**EXERCISE TASK**
Extract the complete listing and repeat it word for word.

**INPUT MATERIAL**
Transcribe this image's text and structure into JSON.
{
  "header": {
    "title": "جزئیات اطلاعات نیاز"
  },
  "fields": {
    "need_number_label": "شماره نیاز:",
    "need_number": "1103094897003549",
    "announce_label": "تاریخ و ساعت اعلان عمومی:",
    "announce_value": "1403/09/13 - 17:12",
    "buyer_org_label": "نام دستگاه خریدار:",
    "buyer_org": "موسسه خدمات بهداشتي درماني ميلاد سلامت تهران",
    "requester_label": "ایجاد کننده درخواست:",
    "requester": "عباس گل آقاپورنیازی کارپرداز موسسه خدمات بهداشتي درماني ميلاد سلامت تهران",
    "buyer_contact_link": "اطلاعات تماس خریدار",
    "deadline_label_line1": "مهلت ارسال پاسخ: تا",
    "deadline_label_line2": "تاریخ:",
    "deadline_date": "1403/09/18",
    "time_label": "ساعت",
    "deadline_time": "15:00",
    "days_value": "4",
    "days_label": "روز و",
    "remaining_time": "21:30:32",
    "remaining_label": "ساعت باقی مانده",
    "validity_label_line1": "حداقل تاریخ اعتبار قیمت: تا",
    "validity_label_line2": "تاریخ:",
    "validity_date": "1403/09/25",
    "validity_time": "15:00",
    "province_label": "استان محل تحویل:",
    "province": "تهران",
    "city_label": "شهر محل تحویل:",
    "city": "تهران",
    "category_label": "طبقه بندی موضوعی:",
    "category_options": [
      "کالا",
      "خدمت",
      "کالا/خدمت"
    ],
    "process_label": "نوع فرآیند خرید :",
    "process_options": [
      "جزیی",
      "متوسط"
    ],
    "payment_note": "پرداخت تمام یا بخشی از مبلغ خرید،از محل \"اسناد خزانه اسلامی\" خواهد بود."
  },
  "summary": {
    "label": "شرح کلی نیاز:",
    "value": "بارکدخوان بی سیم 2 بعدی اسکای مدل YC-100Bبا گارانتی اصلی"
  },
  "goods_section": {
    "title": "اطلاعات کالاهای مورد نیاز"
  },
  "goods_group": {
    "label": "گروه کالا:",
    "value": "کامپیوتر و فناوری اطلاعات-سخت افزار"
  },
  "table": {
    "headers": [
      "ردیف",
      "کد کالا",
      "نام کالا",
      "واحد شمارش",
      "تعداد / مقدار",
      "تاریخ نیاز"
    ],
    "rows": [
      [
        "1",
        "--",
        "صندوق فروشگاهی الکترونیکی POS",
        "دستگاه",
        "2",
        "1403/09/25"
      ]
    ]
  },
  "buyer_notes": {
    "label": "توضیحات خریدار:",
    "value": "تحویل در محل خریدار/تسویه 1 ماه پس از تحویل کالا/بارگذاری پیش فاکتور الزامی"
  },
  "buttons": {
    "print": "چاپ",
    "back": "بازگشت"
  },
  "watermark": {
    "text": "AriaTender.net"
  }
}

**EXERCISE OUTPUT**
Transcribe this image's text and structure into JSON.
{
  "header": {
    "title": "جزئیات اطلاعات نیاز"
  },
  "fields": {
    "need_number_label": "شماره نیاز:",
    "need_number": "1103094897003549",
    "announce_label": "تاریخ و ساعت اعلان عمومی:",
    "announce_value": "1403/09/13 - 17:12",
    "buyer_org_label": "نام دستگاه خریدار:",
    "buyer_org": "موسسه خدمات بهداشتي درماني ميلاد سلامت تهران",
    "requester_label": "ایجاد کننده درخواست:",
    "requester": "عباس گل آقاپورنیازی کارپرداز موسسه خدمات بهداشتي درماني ميلاد سلامت تهران",
    "buyer_contact_link": "اطلاعات تماس خریدار",
    "deadline_label_line1": "مهلت ارسال پاسخ: تا",
    "deadline_label_line2": "تاریخ:",
    "deadline_date": "1403/09/18",
    "time_label": "ساعت",
    "deadline_time": "15:00",
    "days_value": "4",
    "days_label": "روز و",
    "remaining_time": "21:30:32",
    "remaining_label": "ساعت باقی مانده",
    "validity_label_line1": "حداقل تاریخ اعتبار قیمت: تا",
    "validity_label_line2": "تاریخ:",
    "validity_date": "1403/09/25",
    "validity_time": "15:00",
    "province_label": "استان محل تحویل:",
    "province": "تهران",
    "city_label": "شهر محل تحویل:",
    "city": "تهران",
    "category_label": "طبقه بندی موضوعی:",
    "category_options": [
      "کالا",
      "خدمت",
      "کالا/خدمت"
    ],
    "process_label": "نوع فرآیند خرید :",
    "process_options": [
      "جزیی",
      "متوسط"
    ],
    "payment_note": "پرداخت تمام یا بخشی از مبلغ خرید،از محل \"اسناد خزانه اسلامی\" خواهد بود."
  },
  "summary": {
    "label": "شرح کلی نیاز:",
    "value": "بارکدخوان بی سیم 2 بعدی اسکای مدل YC-100Bبا گارانتی اصلی"
  },
  "goods_section": {
    "title": "اطلاعات کالاهای مورد نیاز"
  },
  "goods_group": {
    "label": "گروه کالا:",
    "value": "کامپیوتر و فناوری اطلاعات-سخت افزار"
  },
  "table": {
    "headers": [
      "ردیف",
      "کد کالا",
      "نام کالا",
      "واحد شمارش",
      "تعداد / مقدار",
      "تاریخ نیاز"
    ],
    "rows": [
      [
        "1",
        "--",
        "صندوق فروشگاهی الکترونیکی POS",
        "دستگاه",
        "2",
        "1403/09/25"
      ]
    ]
  },
  "buyer_notes": {
    "label": "توضیحات خریدار:",
    "value": "تحویل در محل خریدار/تسویه 1 ماه پس از تحویل کالا/بارگذاری پیش فاکتور الزامی"
  },
  "buttons": {
    "print": "چاپ",
    "back": "بازگشت"
  },
  "watermark": {
    "text": "AriaTender.net"
  }
}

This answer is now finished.